**Exercise prompt**
Quote the records in full and leave their pictures out.

──────── Data section

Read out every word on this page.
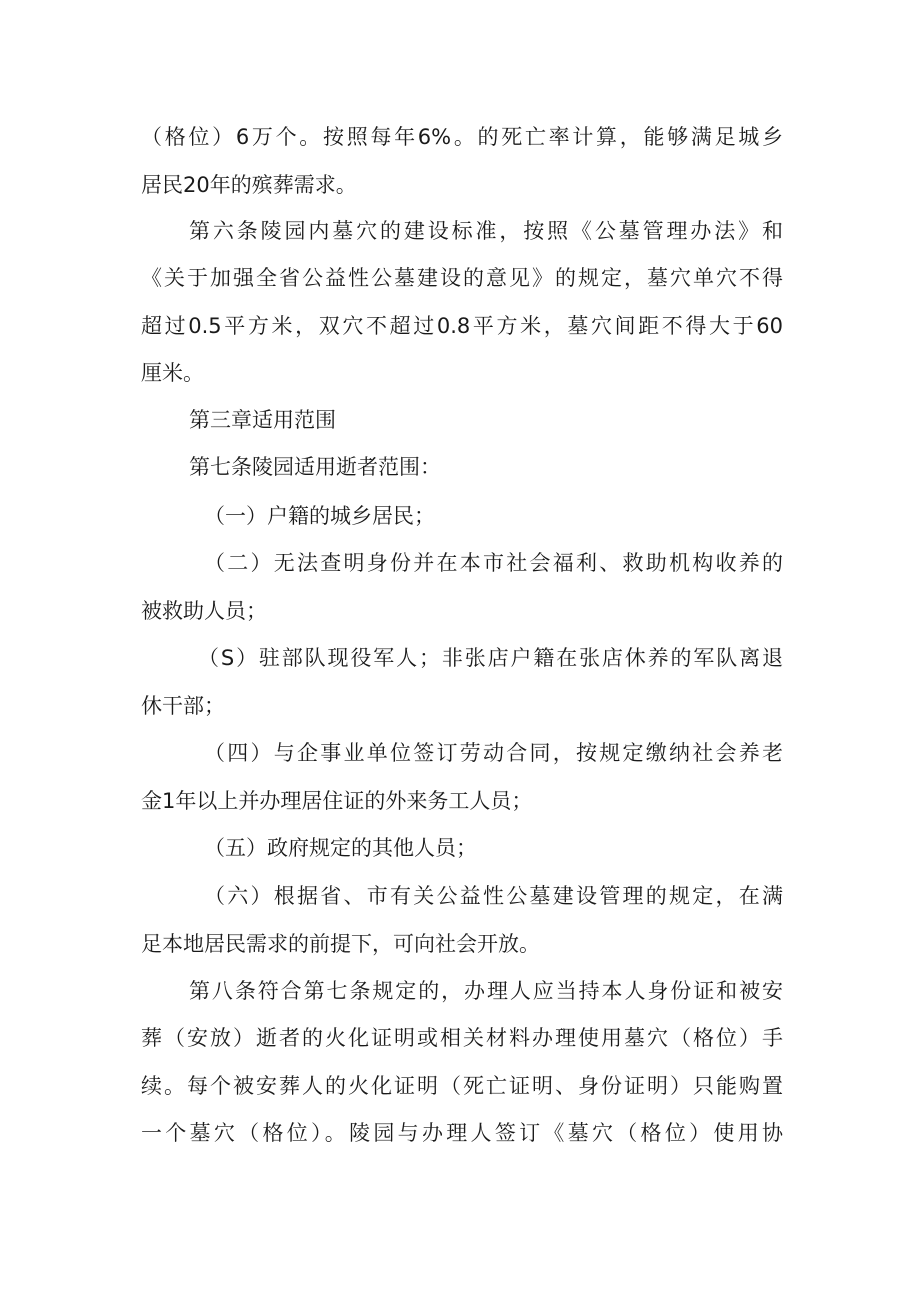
（格位）6万个。按照每年6%。的死亡率计算，能够满足城乡
居民20年的殡葬需求。
第六条陵园内墓穴的建设标准，按照《公墓管理办法》和
《关于加强全省公益性公墓建设的意见》的规定，墓穴单穴不得
超过0.5平方米，双穴不超过0.8平方米，墓穴间距不得大于60
厘米。
第三章适用范围
第七条陵园适用逝者范围：
（一）户籍的城乡居民；
（二）无法查明身份并在本市社会福利、救助机构收养的
被救助人员；
（S）驻部队现役军人；非张店户籍在张店休养的军队离退
休干部；
（四）与企事业单位签订劳动合同，按规定缴纳社会养老
金1年以上并办理居住证的外来务工人员；
（五）政府规定的其他人员；
（六）根据省、市有关公益性公墓建设管理的规定，在满
足本地居民需求的前提下，可向社会开放。
第八条符合第七条规定的，办理人应当持本人身份证和被安
葬（安放）逝者的火化证明或相关材料办理使用墓穴（格位）手
续。每个被安葬人的火化证明（死亡证明、身份证明）只能购置
一个墓穴（格位）。陵园与办理人签订《墓穴（格位）使用协
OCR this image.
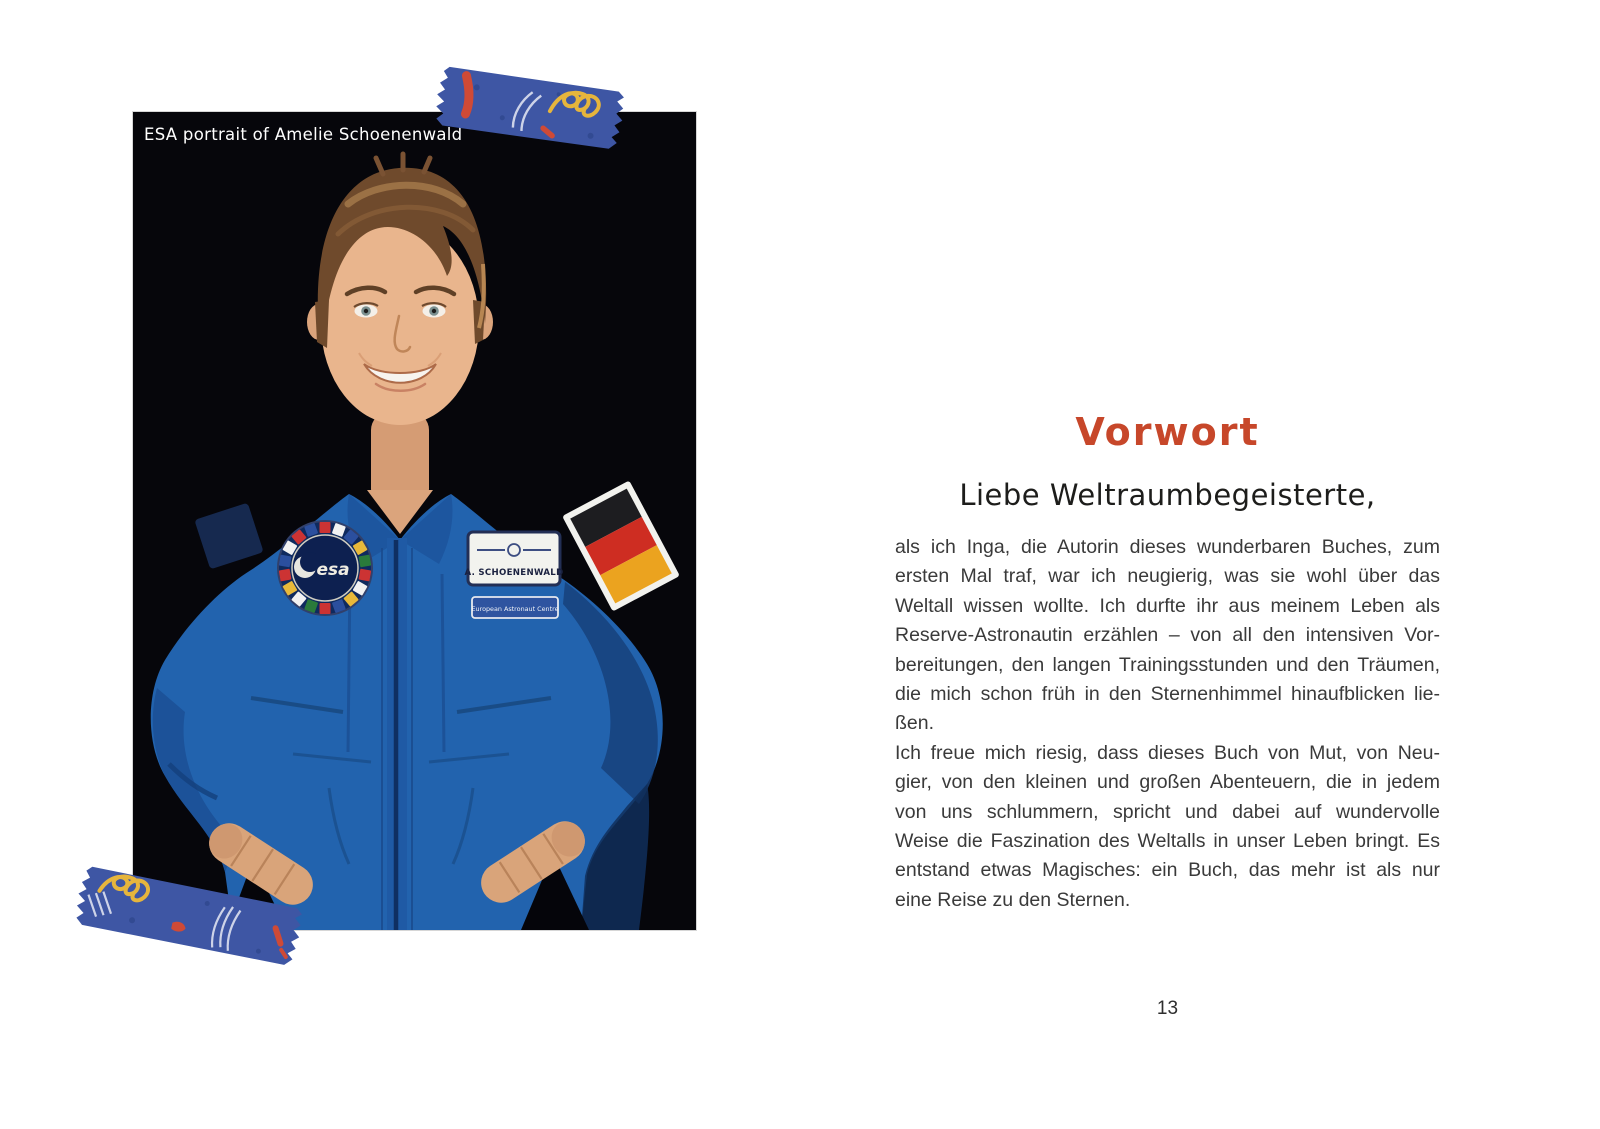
ESA portrait of Amelie Schoenenwald
esa	A. SCHOENENWALD
European Astronaut Centre
Vorwort
Liebe Weltraumbegeisterte,
als ich Inga, die Autorin dieses wunderbaren Buches, zum
ersten Mal traf, war ich neugierig, was sie wohl über das
Weltall wissen wollte. Ich durfte ihr aus meinem Leben als
Reserve-Astronautin erzählen – von all den intensiven Vor-
bereitungen, den langen Trainingsstunden und den Träumen,
die mich schon früh in den Sternenhimmel hinaufblicken lie-
ßen.
Ich freue mich riesig, dass dieses Buch von Mut, von Neu-
gier, von den kleinen und großen Abenteuern, die in jedem
von uns schlummern, spricht und dabei auf wundervolle
Weise die Faszination des Weltalls in unser Leben bringt. Es
entstand etwas Magisches: ein Buch, das mehr ist als nur
eine Reise zu den Sternen.
13
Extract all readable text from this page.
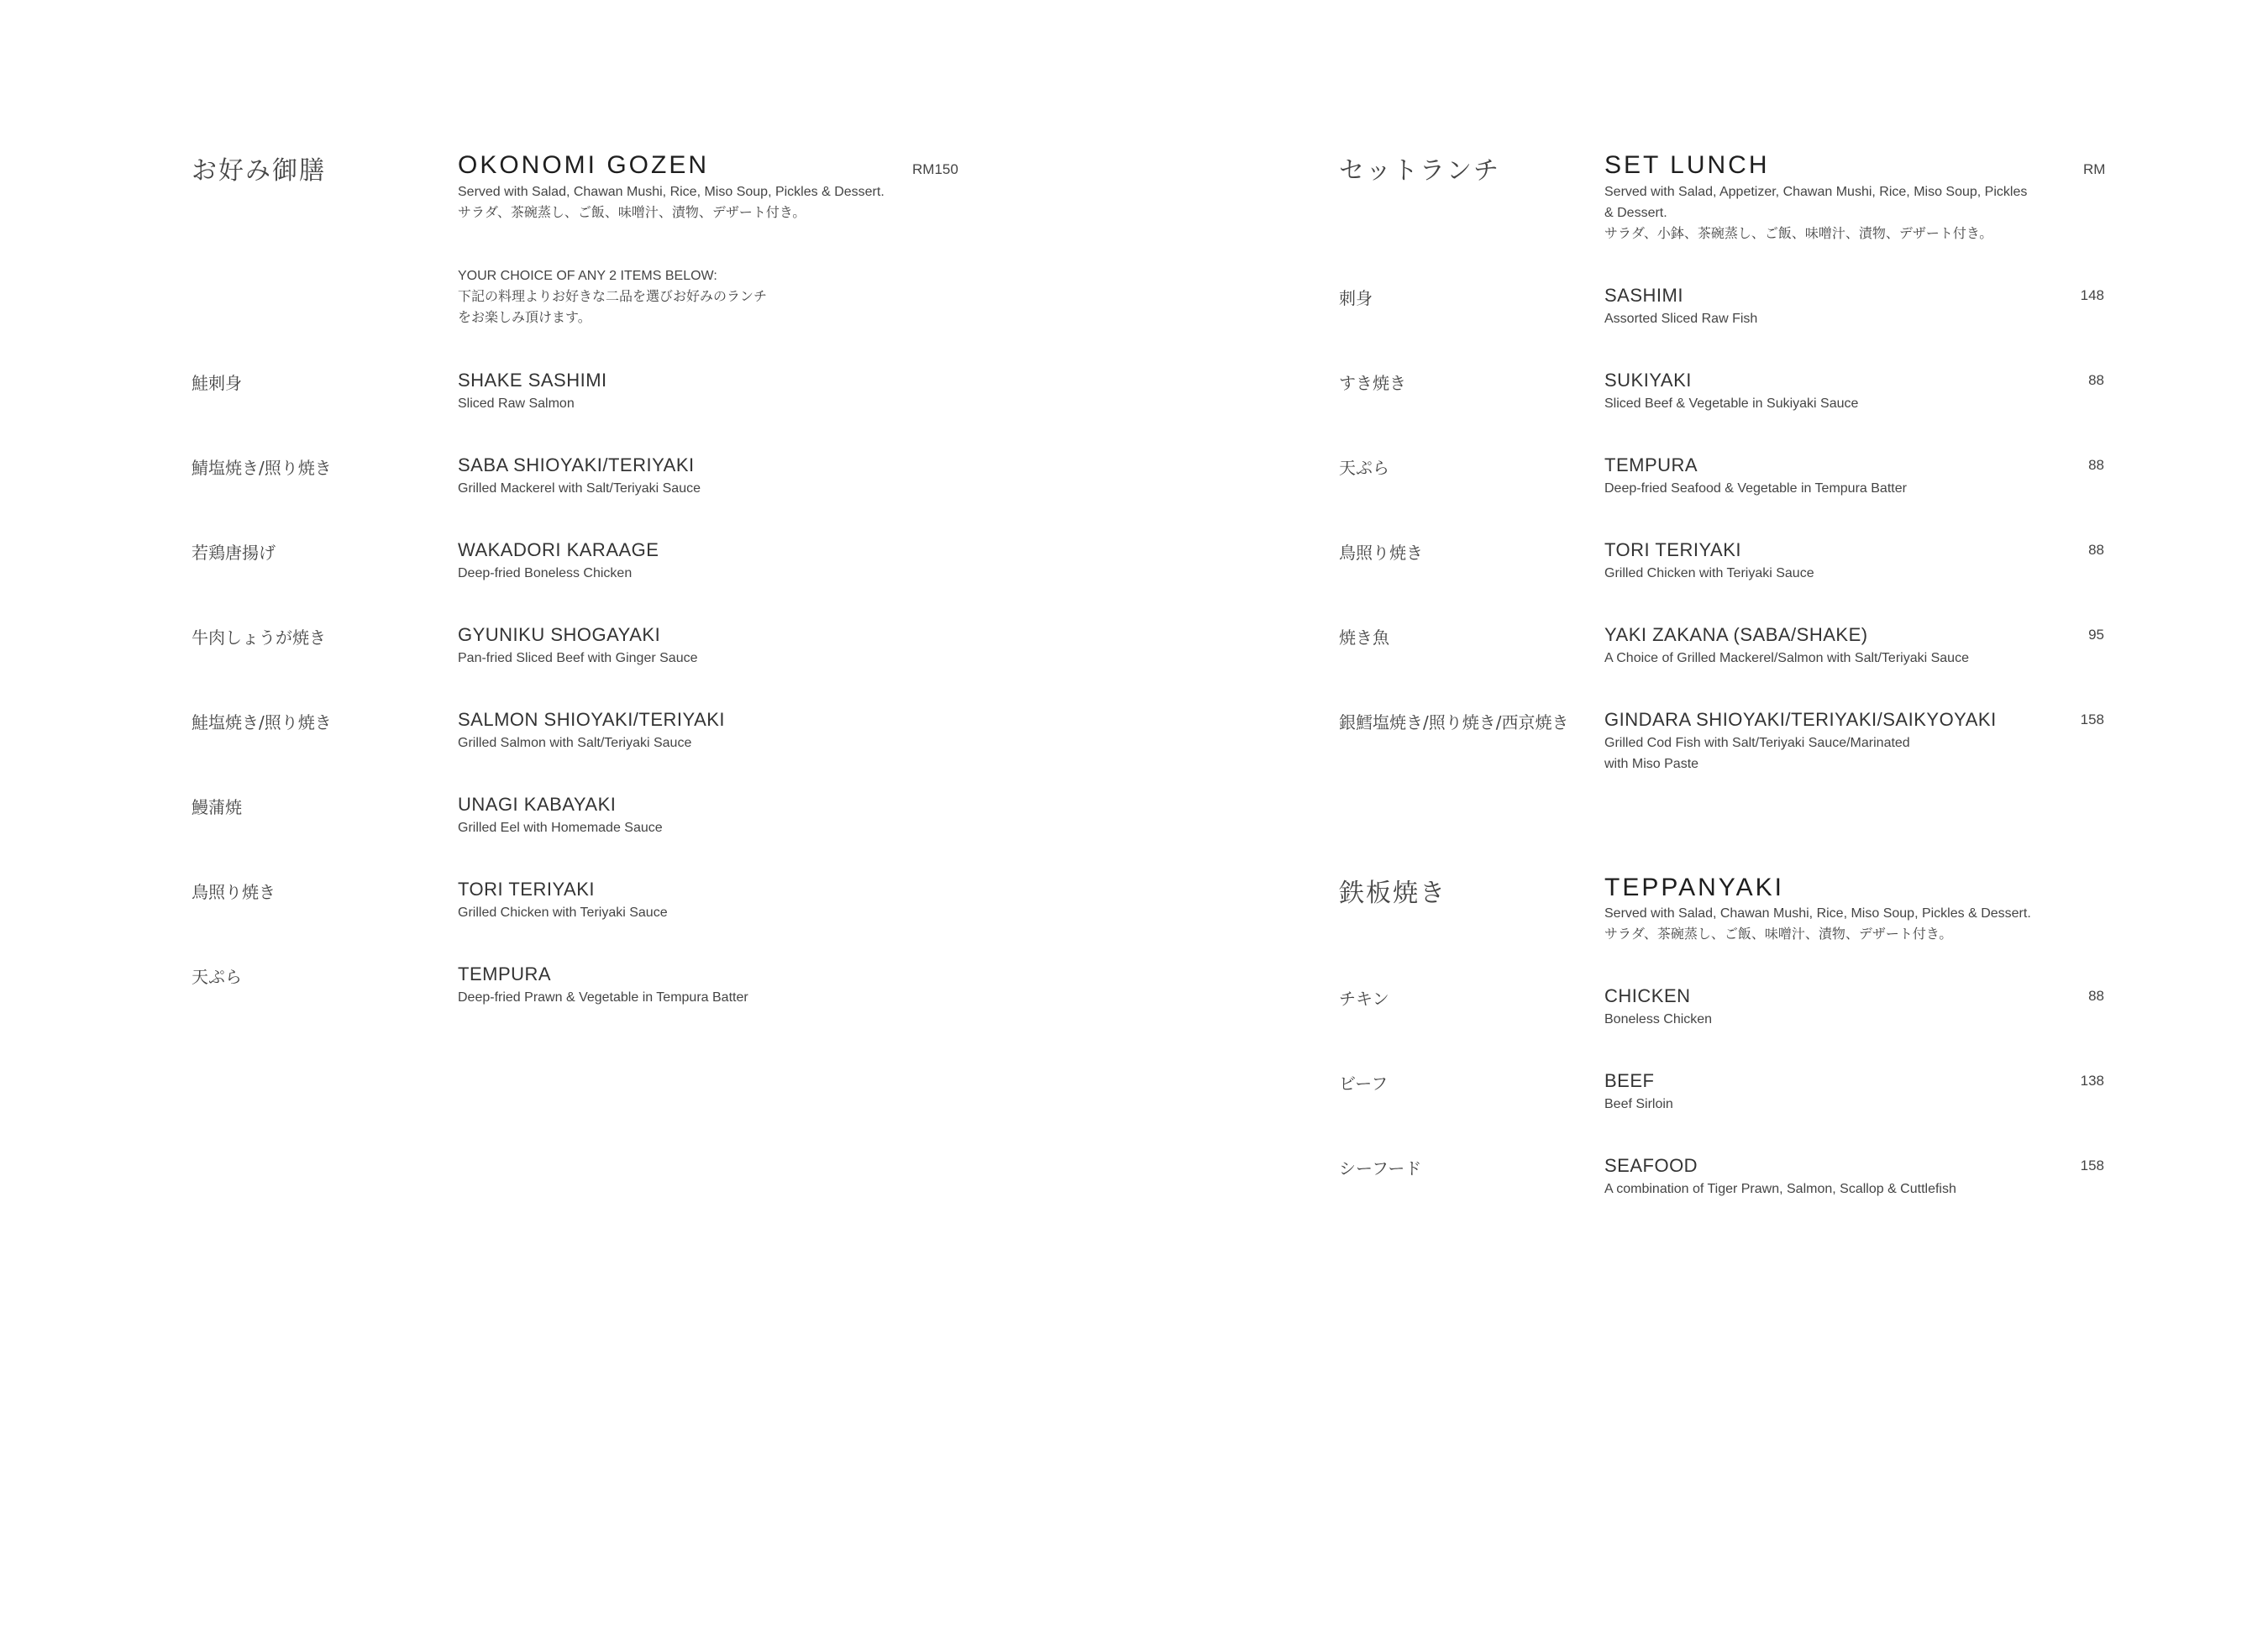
お好み御膳	OKONOMI GOZEN	RM150
Served with Salad, Chawan Mushi, Rice, Miso Soup, Pickles & Dessert.
サラダ、茶碗蒸し、ご飯、味噌汁、漬物、デザート付き。
YOUR CHOICE OF ANY 2 ITEMS BELOW:
下記の料理よりお好きな二品を選びお好みのランチ
をお楽しみ頂けます。
鮭刺身	SHAKE SASHIMI
Sliced Raw Salmon
鯖塩焼き/照り焼き	SABA SHIOYAKI/TERIYAKI
Grilled Mackerel with Salt/Teriyaki Sauce
若鶏唐揚げ	WAKADORI KARAAGE
Deep-fried Boneless Chicken
牛肉しょうが焼き	GYUNIKU SHOGAYAKI
Pan-fried Sliced Beef with Ginger Sauce
鮭塩焼き/照り焼き	SALMON SHIOYAKI/TERIYAKI
Grilled Salmon with Salt/Teriyaki Sauce
鰻蒲焼	UNAGI KABAYAKI
Grilled Eel with Homemade Sauce
鳥照り焼き	TORI TERIYAKI
Grilled Chicken with Teriyaki Sauce
天ぷら	TEMPURA
Deep-fried Prawn & Vegetable in Tempura Batter
セットランチ	SET LUNCH	RM
Served with Salad, Appetizer, Chawan Mushi, Rice, Miso Soup, Pickles
& Dessert.
サラダ、小鉢、茶碗蒸し、ご飯、味噌汁、漬物、デザート付き。
刺身	SASHIMI
Assorted Sliced Raw Fish
148
すき焼き	SUKIYAKI
Sliced Beef & Vegetable in Sukiyaki Sauce
88
天ぷら	TEMPURA
Deep-fried Seafood & Vegetable in Tempura Batter
88
鳥照り焼き	TORI TERIYAKI
Grilled Chicken with Teriyaki Sauce
88
焼き魚	YAKI ZAKANA (SABA/SHAKE)
A Choice of Grilled Mackerel/Salmon with Salt/Teriyaki Sauce
95
銀鱈塩焼き/照り焼き/西京焼き GINDARA SHIOYAKI/TERIYAKI/SAIKYOYAKI
Grilled Cod Fish with Salt/Teriyaki Sauce/Marinated
with Miso Paste
158
鉄板焼き	TEPPANYAKI
Served with Salad, Chawan Mushi, Rice, Miso Soup, Pickles & Dessert.
サラダ、茶碗蒸し、ご飯、味噌汁、漬物、デザート付き。
チキン	CHICKEN
Boneless Chicken
88
ビーフ	BEEF
Beef Sirloin
138
シーフード	SEAFOOD
A combination of Tiger Prawn, Salmon, Scallop & Cuttlefish
158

────────────────

**Task output**
Read out every word on this page.
（格位）6万个。按照每年6%。的死亡率计算，能够满足城乡
居民20年的殡葬需求。
第六条陵园内墓穴的建设标准，按照《公墓管理办法》和
《关于加强全省公益性公墓建设的意见》的规定，墓穴单穴不得
超过0.5平方米，双穴不超过0.8平方米，墓穴间距不得大于60
厘米。
第三章适用范围
第七条陵园适用逝者范围：
（一）户籍的城乡居民；
（二）无法查明身份并在本市社会福利、救助机构收养的
被救助人员；
（S）驻部队现役军人；非张店户籍在张店休养的军队离退
休干部；
（四）与企事业单位签订劳动合同，按规定缴纳社会养老
金1年以上并办理居住证的外来务工人员；
（五）政府规定的其他人员；
（六）根据省、市有关公益性公墓建设管理的规定，在满
足本地居民需求的前提下，可向社会开放。
第八条符合第七条规定的，办理人应当持本人身份证和被安
葬（安放）逝者的火化证明或相关材料办理使用墓穴（格位）手
续。每个被安葬人的火化证明（死亡证明、身份证明）只能购置
一个墓穴（格位）。陵园与办理人签订《墓穴（格位）使用协
OCR this image.
ESA portrait of Amelie Schoenenwald
esa	A. SCHOENENWALD
European Astronaut Centre
Vorwort
Liebe Weltraumbegeisterte,
als ich Inga, die Autorin dieses wunderbaren Buches, zum
ersten Mal traf, war ich neugierig, was sie wohl über das
Weltall wissen wollte. Ich durfte ihr aus meinem Leben als
Reserve-Astronautin erzählen – von all den intensiven Vor-
bereitungen, den langen Trainingsstunden und den Träumen,
die mich schon früh in den Sternenhimmel hinaufblicken lie-
ßen.
Ich freue mich riesig, dass dieses Buch von Mut, von Neu-
gier, von den kleinen und großen Abenteuern, die in jedem
von uns schlummern, spricht und dabei auf wundervolle
Weise die Faszination des Weltalls in unser Leben bringt. Es
entstand etwas Magisches: ein Buch, das mehr ist als nur
eine Reise zu den Sternen.
13
Extract all readable text from this page.
お好み御膳	OKONOMI GOZEN	RM150
Served with Salad, Chawan Mushi, Rice, Miso Soup, Pickles & Dessert.
サラダ、茶碗蒸し、ご飯、味噌汁、漬物、デザート付き。
YOUR CHOICE OF ANY 2 ITEMS BELOW:
下記の料理よりお好きな二品を選びお好みのランチ
をお楽しみ頂けます。
鮭刺身	SHAKE SASHIMI
Sliced Raw Salmon
鯖塩焼き/照り焼き	SABA SHIOYAKI/TERIYAKI
Grilled Mackerel with Salt/Teriyaki Sauce
若鶏唐揚げ	WAKADORI KARAAGE
Deep-fried Boneless Chicken
牛肉しょうが焼き	GYUNIKU SHOGAYAKI
Pan-fried Sliced Beef with Ginger Sauce
鮭塩焼き/照り焼き	SALMON SHIOYAKI/TERIYAKI
Grilled Salmon with Salt/Teriyaki Sauce
鰻蒲焼	UNAGI KABAYAKI
Grilled Eel with Homemade Sauce
鳥照り焼き	TORI TERIYAKI
Grilled Chicken with Teriyaki Sauce
天ぷら	TEMPURA
Deep-fried Prawn & Vegetable in Tempura Batter
セットランチ	SET LUNCH	RM
Served with Salad, Appetizer, Chawan Mushi, Rice, Miso Soup, Pickles
& Dessert.
サラダ、小鉢、茶碗蒸し、ご飯、味噌汁、漬物、デザート付き。
刺身	SASHIMI
Assorted Sliced Raw Fish
148
すき焼き	SUKIYAKI
Sliced Beef & Vegetable in Sukiyaki Sauce
88
天ぷら	TEMPURA
Deep-fried Seafood & Vegetable in Tempura Batter
88
鳥照り焼き	TORI TERIYAKI
Grilled Chicken with Teriyaki Sauce
88
焼き魚	YAKI ZAKANA (SABA/SHAKE)
A Choice of Grilled Mackerel/Salmon with Salt/Teriyaki Sauce
95
銀鱈塩焼き/照り焼き/西京焼き GINDARA SHIOYAKI/TERIYAKI/SAIKYOYAKI
Grilled Cod Fish with Salt/Teriyaki Sauce/Marinated
with Miso Paste
158
鉄板焼き	TEPPANYAKI
Served with Salad, Chawan Mushi, Rice, Miso Soup, Pickles & Dessert.
サラダ、茶碗蒸し、ご飯、味噌汁、漬物、デザート付き。
チキン	CHICKEN
Boneless Chicken
88
ビーフ	BEEF
Beef Sirloin
138
シーフード	SEAFOOD
A combination of Tiger Prawn, Salmon, Scallop & Cuttlefish
158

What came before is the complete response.